Locate the lines where "responsibility" occurs and copy them as they stand.

(Saved entries)
——————
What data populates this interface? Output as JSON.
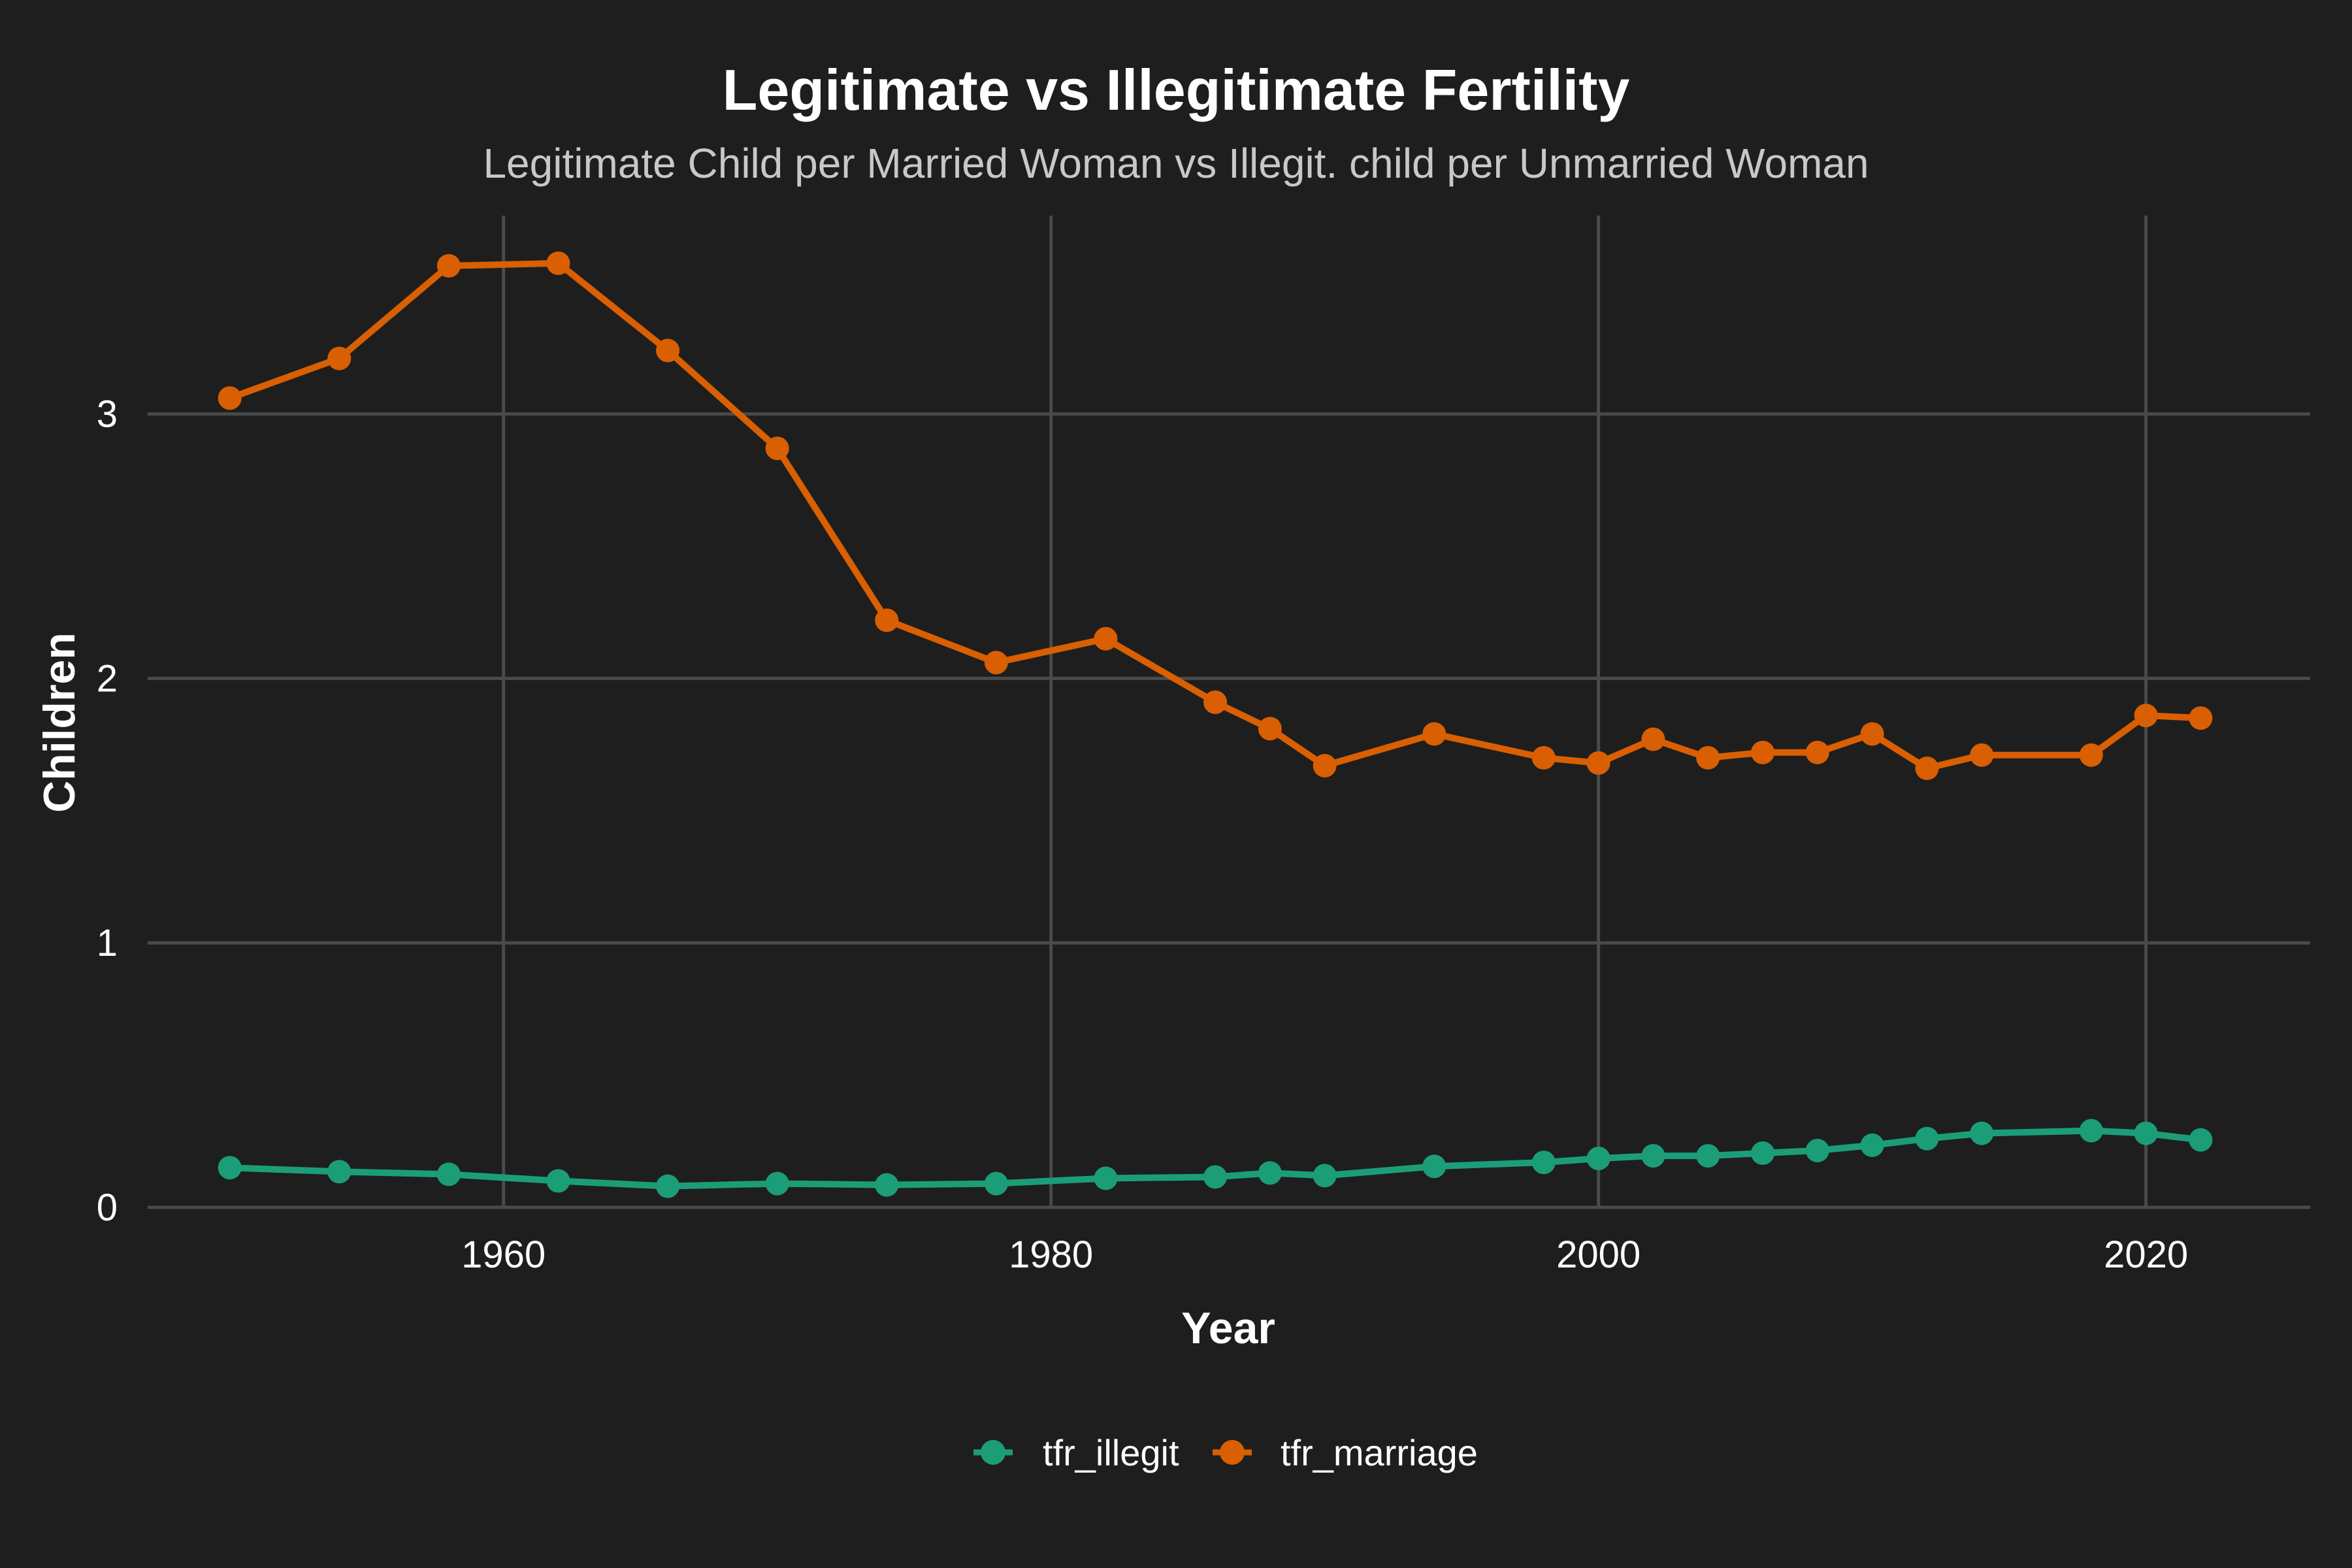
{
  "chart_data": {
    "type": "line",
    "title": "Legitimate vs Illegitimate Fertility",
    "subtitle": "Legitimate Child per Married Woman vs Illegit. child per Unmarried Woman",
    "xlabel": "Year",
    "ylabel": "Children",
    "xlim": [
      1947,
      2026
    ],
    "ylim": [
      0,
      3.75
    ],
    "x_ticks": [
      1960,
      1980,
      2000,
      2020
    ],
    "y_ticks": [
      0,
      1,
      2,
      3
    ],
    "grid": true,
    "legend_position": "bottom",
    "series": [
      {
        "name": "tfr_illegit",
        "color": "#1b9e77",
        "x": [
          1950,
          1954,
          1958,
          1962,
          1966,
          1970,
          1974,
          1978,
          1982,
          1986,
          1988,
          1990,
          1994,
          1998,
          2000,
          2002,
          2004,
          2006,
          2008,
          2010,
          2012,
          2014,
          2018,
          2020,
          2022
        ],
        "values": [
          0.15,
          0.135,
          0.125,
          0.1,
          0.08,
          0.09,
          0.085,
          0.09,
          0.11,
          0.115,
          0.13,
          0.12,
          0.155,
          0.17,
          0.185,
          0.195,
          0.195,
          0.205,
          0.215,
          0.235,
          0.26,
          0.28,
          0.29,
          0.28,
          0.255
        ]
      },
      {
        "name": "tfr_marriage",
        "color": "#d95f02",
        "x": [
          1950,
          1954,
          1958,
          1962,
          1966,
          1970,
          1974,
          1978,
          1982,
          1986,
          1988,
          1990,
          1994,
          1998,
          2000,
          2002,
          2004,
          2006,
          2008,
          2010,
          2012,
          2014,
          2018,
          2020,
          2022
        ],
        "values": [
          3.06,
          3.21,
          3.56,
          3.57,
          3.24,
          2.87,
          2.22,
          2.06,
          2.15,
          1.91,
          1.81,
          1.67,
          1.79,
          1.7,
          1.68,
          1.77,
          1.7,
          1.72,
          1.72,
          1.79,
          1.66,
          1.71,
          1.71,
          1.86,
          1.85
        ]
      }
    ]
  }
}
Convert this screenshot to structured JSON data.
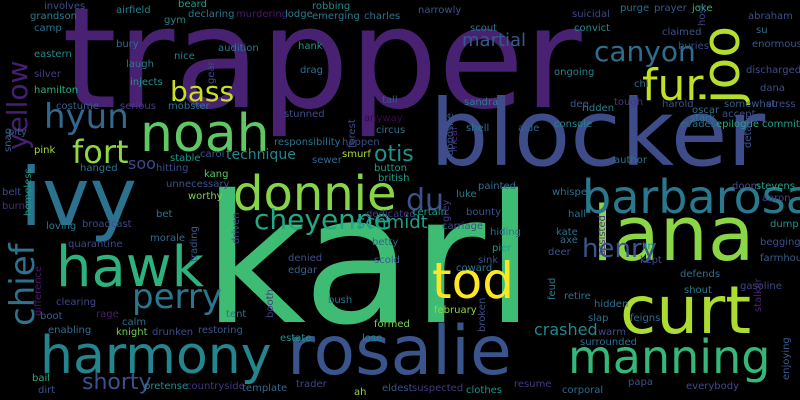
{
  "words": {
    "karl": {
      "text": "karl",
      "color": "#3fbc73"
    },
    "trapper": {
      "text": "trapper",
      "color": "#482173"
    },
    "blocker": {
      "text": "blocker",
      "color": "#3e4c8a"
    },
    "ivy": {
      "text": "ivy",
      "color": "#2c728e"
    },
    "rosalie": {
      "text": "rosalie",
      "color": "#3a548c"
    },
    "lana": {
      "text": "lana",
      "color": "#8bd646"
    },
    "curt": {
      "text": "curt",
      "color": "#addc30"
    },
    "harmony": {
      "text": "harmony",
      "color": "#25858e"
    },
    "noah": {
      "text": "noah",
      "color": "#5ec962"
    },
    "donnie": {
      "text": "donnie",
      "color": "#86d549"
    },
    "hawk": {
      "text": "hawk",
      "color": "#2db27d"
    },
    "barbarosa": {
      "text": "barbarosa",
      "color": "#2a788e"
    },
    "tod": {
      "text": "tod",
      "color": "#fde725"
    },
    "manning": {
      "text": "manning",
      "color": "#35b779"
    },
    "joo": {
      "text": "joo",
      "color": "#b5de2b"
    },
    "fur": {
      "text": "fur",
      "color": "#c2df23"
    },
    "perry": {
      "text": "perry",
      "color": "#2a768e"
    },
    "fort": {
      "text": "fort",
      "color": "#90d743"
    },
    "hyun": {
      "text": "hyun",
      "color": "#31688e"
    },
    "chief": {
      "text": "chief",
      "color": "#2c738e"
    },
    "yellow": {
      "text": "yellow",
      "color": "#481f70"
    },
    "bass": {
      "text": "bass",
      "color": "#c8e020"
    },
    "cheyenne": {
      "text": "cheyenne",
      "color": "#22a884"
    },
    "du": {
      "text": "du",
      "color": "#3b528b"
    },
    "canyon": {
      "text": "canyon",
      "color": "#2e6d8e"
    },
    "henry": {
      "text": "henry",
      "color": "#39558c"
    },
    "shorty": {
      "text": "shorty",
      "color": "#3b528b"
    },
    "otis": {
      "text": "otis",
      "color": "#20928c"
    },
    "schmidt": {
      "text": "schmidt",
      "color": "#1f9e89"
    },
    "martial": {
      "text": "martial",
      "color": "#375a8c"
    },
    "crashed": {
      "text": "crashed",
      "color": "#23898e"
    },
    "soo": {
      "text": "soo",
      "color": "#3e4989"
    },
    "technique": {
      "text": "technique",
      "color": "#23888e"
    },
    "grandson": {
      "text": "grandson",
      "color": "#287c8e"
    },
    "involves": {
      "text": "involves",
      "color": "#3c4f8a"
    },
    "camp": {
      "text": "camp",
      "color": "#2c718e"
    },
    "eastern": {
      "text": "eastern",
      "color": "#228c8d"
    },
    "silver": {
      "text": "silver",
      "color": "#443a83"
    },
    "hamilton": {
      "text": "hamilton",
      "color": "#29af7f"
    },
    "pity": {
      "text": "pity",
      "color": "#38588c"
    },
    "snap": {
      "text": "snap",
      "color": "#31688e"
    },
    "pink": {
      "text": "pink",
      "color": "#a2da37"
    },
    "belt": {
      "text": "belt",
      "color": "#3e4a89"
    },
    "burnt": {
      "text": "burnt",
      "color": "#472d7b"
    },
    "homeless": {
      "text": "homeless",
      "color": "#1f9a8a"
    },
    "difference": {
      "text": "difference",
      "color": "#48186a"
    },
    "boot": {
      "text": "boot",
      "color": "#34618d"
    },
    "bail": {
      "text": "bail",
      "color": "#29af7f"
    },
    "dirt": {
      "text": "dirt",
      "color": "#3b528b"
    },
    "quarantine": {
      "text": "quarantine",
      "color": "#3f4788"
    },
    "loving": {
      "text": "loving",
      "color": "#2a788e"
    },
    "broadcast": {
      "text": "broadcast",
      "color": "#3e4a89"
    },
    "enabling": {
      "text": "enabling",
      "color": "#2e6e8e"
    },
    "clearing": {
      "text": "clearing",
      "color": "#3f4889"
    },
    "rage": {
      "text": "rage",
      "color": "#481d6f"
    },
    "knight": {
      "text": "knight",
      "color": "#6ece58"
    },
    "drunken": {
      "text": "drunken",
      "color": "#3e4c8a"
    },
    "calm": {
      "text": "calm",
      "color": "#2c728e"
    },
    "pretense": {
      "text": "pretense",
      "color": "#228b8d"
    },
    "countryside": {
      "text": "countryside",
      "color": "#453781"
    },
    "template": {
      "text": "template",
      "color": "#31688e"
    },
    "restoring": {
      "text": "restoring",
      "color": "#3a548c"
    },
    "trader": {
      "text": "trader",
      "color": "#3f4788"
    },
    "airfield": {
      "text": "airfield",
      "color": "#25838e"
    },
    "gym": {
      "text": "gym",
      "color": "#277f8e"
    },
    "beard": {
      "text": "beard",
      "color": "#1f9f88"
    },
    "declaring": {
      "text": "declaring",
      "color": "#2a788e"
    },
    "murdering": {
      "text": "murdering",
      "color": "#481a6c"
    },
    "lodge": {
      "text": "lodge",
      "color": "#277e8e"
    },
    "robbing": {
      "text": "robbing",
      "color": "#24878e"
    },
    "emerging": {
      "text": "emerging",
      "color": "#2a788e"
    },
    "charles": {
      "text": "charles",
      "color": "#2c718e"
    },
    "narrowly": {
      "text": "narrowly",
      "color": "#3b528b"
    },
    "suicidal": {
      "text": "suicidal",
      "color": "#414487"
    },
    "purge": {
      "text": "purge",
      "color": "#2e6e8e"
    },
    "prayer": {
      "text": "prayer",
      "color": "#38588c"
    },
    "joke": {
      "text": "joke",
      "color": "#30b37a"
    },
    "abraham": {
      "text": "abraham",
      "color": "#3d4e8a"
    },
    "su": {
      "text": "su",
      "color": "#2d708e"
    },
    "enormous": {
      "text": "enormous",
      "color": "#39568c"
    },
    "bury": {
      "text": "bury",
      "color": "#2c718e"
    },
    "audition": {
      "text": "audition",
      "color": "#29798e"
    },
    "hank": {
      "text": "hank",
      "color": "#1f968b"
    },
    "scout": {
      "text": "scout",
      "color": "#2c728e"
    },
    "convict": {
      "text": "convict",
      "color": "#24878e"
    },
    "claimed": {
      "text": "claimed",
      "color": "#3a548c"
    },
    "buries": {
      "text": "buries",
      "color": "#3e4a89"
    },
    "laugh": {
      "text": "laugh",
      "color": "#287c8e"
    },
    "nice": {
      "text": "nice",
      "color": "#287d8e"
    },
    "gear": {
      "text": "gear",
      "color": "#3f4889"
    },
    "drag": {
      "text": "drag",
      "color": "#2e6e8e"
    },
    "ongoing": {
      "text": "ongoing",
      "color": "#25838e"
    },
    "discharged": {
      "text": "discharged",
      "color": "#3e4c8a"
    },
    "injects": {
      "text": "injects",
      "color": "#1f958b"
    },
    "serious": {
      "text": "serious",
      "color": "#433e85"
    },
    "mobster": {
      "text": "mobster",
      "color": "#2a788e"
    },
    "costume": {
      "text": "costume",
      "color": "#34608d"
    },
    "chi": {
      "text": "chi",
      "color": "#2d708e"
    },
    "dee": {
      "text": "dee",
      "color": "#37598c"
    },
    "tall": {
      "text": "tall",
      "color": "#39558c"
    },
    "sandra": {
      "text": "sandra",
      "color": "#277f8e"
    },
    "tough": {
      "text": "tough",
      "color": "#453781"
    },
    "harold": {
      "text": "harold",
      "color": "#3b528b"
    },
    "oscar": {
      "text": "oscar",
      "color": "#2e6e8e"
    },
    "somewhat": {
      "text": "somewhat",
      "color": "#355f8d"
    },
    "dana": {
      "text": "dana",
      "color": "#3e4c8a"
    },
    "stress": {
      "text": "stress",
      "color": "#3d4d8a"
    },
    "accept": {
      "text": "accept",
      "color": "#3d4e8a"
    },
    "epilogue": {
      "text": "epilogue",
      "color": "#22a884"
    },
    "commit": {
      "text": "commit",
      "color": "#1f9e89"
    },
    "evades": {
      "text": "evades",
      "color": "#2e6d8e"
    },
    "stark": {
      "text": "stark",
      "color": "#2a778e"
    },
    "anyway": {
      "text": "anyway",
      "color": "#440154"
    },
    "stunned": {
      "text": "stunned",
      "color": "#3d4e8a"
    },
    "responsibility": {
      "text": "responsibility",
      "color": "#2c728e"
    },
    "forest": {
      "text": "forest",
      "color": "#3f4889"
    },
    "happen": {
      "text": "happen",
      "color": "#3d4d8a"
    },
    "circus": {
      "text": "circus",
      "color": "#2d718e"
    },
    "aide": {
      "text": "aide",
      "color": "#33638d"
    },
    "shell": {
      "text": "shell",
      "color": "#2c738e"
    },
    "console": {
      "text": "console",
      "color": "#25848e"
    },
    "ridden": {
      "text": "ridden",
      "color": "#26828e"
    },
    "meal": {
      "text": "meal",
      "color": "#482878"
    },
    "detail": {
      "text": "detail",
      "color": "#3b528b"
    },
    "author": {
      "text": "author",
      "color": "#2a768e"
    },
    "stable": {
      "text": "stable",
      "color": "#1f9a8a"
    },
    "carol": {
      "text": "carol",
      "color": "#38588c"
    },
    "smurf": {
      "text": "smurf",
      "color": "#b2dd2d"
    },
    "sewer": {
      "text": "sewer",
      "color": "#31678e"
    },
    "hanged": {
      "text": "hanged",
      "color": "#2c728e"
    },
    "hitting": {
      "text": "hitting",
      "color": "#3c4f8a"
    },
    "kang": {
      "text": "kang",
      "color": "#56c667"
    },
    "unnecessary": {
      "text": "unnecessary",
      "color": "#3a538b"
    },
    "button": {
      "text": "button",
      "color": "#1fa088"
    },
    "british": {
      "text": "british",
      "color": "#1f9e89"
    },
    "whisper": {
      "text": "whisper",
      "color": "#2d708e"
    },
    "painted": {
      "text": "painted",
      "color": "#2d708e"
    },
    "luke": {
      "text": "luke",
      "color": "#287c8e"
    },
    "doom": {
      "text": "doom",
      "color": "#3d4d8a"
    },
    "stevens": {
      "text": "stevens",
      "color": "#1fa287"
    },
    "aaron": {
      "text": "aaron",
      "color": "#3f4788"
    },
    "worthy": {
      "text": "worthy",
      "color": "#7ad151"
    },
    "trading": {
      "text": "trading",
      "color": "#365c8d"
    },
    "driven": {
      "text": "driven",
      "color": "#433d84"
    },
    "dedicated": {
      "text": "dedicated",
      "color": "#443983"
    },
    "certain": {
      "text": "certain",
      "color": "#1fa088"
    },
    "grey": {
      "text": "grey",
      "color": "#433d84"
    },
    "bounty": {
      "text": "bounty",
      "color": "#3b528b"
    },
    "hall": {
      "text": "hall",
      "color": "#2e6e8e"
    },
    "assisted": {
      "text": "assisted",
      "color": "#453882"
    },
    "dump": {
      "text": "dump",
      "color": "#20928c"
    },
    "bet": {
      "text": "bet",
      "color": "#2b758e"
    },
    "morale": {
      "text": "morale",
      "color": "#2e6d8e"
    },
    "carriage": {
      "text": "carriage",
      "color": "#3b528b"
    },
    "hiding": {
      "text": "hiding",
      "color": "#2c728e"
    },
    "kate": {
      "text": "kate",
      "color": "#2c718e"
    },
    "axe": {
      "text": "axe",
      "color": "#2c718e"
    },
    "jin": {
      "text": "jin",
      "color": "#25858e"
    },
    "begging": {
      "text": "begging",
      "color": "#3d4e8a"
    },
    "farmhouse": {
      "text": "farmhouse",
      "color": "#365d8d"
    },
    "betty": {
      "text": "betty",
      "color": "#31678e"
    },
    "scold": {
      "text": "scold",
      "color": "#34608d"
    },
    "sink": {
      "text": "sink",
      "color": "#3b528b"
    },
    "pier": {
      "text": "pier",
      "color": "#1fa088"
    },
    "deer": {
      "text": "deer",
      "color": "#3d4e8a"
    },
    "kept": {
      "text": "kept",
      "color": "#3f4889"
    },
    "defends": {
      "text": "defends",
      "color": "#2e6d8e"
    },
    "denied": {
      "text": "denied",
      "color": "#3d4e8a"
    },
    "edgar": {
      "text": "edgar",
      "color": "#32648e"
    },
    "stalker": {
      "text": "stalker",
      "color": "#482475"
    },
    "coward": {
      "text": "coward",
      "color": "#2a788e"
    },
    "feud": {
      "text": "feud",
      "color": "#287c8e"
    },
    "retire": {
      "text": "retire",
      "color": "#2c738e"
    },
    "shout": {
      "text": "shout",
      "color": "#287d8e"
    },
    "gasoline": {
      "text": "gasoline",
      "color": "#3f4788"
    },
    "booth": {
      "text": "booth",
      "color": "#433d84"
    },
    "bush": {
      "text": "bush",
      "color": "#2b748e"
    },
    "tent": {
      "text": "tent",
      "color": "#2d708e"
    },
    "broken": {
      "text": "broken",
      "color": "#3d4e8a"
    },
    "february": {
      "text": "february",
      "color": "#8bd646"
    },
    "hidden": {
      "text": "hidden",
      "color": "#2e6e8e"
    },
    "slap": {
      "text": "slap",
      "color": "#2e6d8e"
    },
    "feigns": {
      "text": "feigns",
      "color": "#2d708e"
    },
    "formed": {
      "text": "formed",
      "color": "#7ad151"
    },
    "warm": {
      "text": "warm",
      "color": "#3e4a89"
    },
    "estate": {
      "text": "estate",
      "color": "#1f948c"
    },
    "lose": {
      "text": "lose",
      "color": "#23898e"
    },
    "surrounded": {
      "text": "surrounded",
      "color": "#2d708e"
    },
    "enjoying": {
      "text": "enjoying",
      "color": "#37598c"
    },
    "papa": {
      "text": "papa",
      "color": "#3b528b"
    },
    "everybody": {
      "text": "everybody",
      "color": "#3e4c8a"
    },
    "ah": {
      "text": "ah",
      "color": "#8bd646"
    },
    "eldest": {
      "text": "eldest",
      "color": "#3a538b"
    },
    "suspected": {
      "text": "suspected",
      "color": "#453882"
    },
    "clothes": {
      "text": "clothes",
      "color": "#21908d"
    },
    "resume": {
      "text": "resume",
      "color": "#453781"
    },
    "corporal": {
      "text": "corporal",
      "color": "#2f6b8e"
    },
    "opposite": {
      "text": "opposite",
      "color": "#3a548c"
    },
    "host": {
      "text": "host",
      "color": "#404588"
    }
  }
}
——————
▸ THE COMPLETED TASK:
    "responsibility": {
      "text": "responsibility",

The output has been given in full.